Item position entries:
==========
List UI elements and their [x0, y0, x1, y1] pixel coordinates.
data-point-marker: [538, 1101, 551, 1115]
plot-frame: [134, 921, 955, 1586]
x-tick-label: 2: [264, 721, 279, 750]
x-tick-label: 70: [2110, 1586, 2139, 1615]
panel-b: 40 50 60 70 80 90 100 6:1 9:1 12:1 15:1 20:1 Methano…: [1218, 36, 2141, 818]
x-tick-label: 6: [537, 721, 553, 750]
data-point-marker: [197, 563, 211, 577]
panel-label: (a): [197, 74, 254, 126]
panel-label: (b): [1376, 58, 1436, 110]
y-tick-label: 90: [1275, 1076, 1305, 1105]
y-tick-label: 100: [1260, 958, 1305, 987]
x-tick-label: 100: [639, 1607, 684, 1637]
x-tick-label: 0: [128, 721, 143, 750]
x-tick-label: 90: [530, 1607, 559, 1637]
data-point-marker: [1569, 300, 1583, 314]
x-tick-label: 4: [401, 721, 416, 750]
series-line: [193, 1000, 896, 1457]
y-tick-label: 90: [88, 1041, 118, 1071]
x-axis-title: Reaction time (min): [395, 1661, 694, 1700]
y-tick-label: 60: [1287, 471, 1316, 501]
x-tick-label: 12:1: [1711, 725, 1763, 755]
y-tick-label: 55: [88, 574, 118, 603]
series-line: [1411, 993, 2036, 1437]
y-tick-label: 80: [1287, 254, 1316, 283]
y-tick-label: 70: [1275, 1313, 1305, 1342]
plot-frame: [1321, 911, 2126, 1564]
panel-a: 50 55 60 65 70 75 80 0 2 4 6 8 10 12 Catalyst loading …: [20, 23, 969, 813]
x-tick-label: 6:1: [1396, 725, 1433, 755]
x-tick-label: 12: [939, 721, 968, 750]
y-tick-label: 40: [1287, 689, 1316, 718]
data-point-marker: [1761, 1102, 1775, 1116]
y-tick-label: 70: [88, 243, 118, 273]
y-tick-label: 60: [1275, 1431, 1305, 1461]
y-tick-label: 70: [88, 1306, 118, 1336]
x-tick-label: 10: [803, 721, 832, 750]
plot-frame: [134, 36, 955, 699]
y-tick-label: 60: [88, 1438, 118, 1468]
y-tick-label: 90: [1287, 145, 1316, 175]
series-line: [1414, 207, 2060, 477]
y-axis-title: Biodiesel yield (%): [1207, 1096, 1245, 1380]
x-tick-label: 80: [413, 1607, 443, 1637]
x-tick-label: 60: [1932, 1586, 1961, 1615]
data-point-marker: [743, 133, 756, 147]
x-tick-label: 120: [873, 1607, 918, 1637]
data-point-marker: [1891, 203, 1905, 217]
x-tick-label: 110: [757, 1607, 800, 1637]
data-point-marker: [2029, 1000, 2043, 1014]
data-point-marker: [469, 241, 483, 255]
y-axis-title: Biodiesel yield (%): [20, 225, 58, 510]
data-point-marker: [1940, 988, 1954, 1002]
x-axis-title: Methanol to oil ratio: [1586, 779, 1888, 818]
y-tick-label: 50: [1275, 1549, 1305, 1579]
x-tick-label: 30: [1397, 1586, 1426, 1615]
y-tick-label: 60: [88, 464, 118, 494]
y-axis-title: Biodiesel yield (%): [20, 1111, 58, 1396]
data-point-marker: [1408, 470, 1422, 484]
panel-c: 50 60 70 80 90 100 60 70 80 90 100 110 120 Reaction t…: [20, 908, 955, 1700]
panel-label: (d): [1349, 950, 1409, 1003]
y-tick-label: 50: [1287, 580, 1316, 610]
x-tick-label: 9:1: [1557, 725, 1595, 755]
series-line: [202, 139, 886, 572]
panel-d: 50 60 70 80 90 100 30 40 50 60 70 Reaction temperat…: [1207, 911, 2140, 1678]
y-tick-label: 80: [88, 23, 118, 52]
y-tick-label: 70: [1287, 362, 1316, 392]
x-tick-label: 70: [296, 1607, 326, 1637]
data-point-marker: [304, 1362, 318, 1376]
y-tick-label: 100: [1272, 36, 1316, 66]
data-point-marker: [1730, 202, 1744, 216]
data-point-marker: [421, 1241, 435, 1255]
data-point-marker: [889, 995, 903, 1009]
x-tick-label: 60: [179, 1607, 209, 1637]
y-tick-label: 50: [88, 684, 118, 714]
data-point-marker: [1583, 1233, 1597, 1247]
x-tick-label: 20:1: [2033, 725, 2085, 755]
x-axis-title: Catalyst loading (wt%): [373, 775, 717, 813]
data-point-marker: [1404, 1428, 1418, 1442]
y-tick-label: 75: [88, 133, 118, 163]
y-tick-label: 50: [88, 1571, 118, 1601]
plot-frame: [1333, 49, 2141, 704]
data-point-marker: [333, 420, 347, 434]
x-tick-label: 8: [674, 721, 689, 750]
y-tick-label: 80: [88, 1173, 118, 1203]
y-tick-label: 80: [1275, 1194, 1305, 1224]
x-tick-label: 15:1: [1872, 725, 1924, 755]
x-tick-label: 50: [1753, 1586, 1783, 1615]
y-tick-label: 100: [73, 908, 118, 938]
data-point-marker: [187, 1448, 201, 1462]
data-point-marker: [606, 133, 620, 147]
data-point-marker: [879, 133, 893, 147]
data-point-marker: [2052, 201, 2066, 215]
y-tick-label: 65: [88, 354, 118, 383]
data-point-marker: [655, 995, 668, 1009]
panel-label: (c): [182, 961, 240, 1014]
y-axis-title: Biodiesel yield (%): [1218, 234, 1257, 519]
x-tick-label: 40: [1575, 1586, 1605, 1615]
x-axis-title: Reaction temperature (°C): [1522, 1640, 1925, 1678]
==========
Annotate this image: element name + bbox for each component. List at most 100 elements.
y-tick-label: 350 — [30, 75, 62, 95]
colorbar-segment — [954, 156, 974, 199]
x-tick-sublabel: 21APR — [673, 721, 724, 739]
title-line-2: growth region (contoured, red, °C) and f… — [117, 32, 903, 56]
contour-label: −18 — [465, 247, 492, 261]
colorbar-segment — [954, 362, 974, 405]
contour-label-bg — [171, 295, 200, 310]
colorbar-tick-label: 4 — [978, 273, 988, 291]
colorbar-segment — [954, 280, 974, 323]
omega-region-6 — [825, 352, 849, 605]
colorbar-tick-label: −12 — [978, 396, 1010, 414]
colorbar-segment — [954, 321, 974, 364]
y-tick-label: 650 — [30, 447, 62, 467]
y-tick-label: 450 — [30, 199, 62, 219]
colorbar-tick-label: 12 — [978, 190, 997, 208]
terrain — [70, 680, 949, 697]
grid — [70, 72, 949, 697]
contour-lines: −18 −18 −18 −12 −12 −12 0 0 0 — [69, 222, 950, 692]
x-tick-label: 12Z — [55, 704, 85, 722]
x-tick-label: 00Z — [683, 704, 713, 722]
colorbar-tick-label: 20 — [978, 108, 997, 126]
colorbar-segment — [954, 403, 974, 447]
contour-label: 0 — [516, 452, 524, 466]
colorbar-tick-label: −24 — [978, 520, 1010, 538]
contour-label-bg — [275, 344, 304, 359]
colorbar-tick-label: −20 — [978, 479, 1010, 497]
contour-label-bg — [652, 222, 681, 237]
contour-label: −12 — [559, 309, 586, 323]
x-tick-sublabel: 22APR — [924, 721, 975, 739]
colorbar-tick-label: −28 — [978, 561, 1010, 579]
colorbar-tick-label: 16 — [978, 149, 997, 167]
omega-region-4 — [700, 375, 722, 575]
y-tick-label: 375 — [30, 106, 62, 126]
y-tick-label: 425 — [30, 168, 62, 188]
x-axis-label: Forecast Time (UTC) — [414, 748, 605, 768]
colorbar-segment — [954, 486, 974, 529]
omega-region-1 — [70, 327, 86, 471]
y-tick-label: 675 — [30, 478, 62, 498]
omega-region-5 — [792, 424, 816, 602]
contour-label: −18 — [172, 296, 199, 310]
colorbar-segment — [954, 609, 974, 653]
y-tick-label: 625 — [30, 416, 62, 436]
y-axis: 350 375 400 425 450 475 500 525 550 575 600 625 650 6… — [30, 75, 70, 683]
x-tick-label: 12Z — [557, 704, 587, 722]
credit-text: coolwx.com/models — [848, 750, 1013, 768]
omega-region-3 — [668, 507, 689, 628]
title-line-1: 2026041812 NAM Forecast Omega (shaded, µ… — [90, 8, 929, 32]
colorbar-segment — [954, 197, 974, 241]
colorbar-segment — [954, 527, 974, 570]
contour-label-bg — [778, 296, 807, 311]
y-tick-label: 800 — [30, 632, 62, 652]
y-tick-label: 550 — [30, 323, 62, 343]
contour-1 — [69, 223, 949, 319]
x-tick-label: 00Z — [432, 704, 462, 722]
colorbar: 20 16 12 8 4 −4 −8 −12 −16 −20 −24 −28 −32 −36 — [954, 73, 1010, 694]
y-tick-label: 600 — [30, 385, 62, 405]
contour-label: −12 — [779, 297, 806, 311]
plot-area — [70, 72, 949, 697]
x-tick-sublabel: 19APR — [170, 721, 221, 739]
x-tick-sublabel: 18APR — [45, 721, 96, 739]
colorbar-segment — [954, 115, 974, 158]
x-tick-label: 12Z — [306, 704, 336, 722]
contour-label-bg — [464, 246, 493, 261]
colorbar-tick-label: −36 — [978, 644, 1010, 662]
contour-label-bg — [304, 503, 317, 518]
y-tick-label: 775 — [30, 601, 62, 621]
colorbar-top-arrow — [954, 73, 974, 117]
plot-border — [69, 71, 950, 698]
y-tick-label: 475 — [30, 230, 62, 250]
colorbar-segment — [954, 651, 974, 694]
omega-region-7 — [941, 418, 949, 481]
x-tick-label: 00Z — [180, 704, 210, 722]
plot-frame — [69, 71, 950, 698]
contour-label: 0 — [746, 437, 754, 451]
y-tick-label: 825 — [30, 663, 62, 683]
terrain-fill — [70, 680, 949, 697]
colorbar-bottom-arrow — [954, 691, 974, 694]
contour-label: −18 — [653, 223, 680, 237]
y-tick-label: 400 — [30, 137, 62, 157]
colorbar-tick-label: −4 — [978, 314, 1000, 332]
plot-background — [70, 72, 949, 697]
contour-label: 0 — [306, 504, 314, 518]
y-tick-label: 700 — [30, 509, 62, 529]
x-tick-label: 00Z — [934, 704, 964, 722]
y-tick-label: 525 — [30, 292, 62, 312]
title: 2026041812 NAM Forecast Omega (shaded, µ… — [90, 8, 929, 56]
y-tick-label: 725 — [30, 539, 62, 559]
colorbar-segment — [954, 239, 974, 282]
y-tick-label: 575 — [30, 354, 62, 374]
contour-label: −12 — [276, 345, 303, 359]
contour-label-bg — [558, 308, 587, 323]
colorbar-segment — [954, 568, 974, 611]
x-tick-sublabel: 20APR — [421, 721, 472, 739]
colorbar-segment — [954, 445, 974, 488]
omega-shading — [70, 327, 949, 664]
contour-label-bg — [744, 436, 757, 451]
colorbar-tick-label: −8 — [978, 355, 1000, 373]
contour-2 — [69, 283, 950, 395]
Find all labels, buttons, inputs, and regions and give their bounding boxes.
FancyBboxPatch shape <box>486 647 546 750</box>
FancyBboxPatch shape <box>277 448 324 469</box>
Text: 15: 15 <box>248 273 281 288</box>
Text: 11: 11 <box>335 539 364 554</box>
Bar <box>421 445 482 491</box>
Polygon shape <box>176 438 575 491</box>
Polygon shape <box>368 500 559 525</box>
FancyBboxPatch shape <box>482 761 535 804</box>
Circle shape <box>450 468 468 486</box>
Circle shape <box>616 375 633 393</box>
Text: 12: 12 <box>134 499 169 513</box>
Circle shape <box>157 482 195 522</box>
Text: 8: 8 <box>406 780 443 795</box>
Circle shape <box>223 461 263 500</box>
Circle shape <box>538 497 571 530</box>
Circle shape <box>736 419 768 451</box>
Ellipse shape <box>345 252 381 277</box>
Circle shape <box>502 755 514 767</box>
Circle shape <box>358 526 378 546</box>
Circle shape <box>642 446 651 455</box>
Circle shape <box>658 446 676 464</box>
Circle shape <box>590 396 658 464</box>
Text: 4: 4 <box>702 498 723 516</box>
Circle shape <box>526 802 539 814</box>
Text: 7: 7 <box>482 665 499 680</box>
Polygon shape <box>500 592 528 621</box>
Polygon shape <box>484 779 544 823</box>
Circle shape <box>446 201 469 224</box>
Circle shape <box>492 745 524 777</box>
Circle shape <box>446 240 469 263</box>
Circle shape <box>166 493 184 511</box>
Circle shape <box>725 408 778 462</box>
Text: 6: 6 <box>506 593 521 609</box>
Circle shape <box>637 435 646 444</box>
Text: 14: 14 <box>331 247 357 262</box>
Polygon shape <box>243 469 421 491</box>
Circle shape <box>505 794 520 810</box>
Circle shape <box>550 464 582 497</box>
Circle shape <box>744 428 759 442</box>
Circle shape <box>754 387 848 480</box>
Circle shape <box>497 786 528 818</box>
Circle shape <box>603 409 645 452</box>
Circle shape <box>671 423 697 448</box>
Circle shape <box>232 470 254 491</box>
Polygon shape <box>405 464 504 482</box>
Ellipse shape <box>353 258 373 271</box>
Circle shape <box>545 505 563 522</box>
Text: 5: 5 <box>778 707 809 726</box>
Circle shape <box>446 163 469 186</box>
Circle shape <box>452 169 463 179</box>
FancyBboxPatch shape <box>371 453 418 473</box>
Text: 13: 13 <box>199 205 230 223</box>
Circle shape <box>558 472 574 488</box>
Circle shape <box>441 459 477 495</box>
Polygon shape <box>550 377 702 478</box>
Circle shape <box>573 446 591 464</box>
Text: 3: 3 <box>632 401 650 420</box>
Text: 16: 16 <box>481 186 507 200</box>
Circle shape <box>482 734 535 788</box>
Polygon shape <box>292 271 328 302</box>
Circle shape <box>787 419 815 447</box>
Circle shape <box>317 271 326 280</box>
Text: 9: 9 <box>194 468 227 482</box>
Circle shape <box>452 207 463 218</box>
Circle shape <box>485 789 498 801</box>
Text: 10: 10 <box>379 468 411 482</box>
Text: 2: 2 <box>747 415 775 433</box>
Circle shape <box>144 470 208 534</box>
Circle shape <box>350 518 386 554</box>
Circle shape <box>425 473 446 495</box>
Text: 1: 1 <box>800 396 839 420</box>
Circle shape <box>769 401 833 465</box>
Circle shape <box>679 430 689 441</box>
==========
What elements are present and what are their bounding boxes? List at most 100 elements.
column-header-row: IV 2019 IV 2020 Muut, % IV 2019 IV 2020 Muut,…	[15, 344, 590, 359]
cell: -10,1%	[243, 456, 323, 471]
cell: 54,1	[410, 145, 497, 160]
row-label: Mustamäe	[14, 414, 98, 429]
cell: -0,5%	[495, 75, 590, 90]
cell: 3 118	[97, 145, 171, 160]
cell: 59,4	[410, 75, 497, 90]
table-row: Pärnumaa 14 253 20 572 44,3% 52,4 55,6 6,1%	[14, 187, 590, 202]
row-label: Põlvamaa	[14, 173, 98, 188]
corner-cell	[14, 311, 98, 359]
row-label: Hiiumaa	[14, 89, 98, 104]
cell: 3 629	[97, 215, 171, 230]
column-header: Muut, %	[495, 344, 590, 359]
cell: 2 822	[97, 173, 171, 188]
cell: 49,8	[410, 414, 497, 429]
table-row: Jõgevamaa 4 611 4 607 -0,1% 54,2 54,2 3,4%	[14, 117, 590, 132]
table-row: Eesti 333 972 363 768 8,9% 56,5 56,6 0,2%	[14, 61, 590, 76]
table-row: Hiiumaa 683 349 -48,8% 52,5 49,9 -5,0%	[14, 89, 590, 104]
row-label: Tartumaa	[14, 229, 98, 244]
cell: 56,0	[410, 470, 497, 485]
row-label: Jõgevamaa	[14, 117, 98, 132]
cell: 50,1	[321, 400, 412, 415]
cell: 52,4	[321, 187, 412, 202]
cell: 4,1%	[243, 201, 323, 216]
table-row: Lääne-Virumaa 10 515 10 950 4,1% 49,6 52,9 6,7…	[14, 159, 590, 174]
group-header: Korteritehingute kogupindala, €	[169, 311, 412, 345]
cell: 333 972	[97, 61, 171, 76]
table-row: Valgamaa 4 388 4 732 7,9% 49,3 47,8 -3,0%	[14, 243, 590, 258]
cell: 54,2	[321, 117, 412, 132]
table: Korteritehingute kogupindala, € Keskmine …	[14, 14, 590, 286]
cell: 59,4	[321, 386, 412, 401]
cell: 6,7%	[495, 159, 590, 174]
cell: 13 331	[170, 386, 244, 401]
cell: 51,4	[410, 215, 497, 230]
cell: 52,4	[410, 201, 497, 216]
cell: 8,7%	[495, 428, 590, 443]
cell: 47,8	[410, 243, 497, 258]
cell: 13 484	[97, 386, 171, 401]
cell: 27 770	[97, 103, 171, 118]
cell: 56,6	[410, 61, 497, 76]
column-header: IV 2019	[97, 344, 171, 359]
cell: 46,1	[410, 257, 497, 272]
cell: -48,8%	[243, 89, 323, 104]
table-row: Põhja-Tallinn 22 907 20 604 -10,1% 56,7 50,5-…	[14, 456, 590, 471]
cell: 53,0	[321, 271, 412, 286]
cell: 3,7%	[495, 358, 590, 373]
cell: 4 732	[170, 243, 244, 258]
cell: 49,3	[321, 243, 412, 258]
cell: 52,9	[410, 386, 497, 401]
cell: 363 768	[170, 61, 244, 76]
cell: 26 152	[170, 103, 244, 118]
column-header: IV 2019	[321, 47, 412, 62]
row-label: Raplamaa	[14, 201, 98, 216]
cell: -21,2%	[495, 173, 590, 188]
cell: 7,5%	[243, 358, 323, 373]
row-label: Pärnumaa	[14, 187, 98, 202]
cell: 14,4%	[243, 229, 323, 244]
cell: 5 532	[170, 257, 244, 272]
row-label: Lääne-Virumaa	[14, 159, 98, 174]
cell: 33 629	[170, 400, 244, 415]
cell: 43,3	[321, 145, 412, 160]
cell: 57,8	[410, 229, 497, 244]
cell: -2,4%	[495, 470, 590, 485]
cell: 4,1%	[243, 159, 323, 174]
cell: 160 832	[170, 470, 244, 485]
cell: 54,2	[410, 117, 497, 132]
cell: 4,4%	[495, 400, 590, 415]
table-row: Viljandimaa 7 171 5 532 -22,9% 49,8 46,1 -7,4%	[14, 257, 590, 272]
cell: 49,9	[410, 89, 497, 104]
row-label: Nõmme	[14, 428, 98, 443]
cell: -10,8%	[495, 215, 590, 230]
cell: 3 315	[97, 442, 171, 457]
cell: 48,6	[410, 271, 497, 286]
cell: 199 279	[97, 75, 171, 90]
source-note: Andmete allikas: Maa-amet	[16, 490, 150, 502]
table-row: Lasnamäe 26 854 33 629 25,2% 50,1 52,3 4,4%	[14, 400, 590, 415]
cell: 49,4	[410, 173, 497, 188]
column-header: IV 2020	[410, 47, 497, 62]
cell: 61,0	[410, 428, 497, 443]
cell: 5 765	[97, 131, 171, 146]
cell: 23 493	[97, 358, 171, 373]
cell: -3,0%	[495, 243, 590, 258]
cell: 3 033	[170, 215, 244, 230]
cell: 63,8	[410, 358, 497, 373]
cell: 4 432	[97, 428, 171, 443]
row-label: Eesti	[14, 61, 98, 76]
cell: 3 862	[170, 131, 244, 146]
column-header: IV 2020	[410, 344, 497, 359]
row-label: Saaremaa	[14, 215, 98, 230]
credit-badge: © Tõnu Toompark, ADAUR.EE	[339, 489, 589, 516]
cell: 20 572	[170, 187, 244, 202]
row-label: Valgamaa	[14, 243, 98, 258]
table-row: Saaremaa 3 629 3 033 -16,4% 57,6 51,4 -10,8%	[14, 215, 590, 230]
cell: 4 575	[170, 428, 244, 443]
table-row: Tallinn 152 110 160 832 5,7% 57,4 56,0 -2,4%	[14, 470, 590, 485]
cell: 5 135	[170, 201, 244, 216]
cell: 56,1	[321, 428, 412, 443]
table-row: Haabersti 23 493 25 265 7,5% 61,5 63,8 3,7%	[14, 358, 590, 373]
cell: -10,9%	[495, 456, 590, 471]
==========
- **Short task**: Begin at the line that has "Annotate this image: element" and stop after the line that has "contour-label-bg — [171, 295, 200, 310]". Write those lines out again, swapping each "colorbar-segment" for "colorbar-block" and keeping everything else the same.

- **Answer to the problem**:
Annotate this image: element name + bbox for each component. List at most 100 elements.
y-tick-label: 350 — [30, 75, 62, 95]
colorbar-block — [954, 156, 974, 199]
x-tick-sublabel: 21APR — [673, 721, 724, 739]
title-line-2: growth region (contoured, red, °C) and f… — [117, 32, 903, 56]
contour-label: −18 — [465, 247, 492, 261]
colorbar-block — [954, 362, 974, 405]
contour-label-bg — [171, 295, 200, 310]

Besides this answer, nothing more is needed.